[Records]

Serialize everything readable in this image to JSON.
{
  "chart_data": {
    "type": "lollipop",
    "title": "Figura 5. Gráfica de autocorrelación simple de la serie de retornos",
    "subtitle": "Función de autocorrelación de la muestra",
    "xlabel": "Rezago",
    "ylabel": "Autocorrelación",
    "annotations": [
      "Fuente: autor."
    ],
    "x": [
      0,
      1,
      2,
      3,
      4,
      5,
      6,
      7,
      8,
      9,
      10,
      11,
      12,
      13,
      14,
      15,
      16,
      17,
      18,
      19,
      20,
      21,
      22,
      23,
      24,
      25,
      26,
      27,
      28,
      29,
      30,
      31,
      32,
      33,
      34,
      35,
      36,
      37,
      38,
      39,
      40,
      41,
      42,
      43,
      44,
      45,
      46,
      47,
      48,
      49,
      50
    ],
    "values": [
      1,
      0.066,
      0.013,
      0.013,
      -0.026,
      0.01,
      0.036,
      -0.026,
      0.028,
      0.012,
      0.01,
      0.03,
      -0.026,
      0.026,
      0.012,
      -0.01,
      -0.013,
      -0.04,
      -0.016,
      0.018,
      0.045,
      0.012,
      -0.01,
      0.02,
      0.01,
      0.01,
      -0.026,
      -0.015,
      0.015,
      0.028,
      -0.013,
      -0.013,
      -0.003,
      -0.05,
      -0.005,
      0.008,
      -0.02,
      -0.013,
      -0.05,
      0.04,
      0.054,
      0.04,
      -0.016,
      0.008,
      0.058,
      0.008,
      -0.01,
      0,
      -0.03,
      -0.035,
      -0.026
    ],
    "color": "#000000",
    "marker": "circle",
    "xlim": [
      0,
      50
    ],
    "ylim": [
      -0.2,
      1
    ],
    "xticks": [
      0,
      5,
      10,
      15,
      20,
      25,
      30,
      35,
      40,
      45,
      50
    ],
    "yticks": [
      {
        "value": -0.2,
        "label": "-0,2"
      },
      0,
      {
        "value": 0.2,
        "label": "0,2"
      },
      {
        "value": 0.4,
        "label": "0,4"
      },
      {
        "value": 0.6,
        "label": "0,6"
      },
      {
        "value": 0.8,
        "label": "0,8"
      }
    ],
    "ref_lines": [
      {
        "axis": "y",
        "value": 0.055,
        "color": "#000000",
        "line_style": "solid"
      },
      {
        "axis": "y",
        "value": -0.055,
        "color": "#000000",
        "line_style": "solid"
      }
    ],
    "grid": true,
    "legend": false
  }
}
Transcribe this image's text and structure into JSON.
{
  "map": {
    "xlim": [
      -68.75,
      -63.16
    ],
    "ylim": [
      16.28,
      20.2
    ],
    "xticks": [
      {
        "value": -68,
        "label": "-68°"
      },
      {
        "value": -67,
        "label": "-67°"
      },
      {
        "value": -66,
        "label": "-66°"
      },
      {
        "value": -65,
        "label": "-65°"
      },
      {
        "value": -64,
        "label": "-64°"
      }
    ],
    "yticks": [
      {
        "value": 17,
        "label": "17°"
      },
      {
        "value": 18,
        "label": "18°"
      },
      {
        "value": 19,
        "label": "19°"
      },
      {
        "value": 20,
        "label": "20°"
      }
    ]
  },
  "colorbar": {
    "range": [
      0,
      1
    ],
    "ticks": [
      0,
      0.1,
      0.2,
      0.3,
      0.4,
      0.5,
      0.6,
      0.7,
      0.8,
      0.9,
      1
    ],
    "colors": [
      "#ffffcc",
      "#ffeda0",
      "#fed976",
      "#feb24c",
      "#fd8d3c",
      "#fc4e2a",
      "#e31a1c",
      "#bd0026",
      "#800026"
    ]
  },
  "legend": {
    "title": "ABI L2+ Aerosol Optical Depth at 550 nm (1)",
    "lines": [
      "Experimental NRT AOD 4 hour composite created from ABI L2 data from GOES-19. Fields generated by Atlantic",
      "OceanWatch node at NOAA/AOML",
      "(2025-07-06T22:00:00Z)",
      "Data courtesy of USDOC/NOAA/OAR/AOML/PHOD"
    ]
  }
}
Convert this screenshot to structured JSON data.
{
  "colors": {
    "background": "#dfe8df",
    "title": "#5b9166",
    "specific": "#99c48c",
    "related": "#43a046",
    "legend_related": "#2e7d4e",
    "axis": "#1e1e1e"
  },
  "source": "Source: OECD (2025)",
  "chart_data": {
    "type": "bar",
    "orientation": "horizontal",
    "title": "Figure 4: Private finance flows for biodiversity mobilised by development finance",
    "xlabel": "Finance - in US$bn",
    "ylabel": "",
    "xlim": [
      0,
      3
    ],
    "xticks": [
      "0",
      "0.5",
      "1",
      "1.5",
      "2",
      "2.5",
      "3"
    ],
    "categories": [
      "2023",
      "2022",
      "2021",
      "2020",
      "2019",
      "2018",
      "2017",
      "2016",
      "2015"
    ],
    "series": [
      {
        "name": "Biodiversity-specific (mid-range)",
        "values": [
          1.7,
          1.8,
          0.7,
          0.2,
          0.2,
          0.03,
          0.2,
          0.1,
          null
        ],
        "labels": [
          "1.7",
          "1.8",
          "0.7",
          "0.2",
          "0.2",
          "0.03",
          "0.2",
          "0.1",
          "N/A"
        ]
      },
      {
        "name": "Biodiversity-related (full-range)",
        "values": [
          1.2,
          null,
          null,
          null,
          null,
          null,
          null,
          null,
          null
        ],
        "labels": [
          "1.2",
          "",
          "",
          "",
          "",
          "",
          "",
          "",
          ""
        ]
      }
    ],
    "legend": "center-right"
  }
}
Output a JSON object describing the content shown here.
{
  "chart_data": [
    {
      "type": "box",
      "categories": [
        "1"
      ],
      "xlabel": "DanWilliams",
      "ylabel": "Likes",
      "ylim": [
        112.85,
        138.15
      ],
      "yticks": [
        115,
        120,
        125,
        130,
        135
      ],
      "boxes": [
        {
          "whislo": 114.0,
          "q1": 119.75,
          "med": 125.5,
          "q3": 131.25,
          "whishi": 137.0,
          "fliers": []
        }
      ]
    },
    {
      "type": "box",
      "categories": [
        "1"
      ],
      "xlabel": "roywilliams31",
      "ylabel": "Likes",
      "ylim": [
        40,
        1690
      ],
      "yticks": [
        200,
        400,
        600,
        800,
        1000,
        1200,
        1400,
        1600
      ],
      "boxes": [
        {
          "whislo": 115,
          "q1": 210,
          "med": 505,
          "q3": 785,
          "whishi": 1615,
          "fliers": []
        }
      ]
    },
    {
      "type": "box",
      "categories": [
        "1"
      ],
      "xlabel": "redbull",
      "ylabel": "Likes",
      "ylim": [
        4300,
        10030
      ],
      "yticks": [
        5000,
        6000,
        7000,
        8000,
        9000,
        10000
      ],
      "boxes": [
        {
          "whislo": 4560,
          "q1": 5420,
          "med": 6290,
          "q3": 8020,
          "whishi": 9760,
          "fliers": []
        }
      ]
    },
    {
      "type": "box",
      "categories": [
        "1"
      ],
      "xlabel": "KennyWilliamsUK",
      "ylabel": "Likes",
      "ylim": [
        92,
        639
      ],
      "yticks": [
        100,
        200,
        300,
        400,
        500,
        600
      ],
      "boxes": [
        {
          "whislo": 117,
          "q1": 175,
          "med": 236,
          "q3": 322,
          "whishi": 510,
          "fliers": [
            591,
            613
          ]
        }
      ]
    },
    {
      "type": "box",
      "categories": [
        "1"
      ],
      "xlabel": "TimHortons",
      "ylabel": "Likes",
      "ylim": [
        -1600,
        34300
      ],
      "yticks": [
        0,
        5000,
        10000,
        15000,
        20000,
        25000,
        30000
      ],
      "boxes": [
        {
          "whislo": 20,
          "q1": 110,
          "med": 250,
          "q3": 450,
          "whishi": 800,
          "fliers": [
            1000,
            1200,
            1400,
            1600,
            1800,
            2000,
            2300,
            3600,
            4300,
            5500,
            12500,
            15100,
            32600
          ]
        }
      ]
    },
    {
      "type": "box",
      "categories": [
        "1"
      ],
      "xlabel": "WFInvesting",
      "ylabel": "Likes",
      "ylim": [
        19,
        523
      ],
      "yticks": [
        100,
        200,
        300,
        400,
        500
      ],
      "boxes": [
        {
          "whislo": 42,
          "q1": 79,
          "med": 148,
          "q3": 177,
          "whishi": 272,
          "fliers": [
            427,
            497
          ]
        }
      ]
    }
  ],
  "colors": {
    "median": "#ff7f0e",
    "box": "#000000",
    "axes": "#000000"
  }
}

• _Required task_:
Scan the material above. Extract every line in which the word "specific" occurs.

• _Problem solution_:
    "specific": "#99c48c",
        "name": "Biodiversity-specific (mid-range)",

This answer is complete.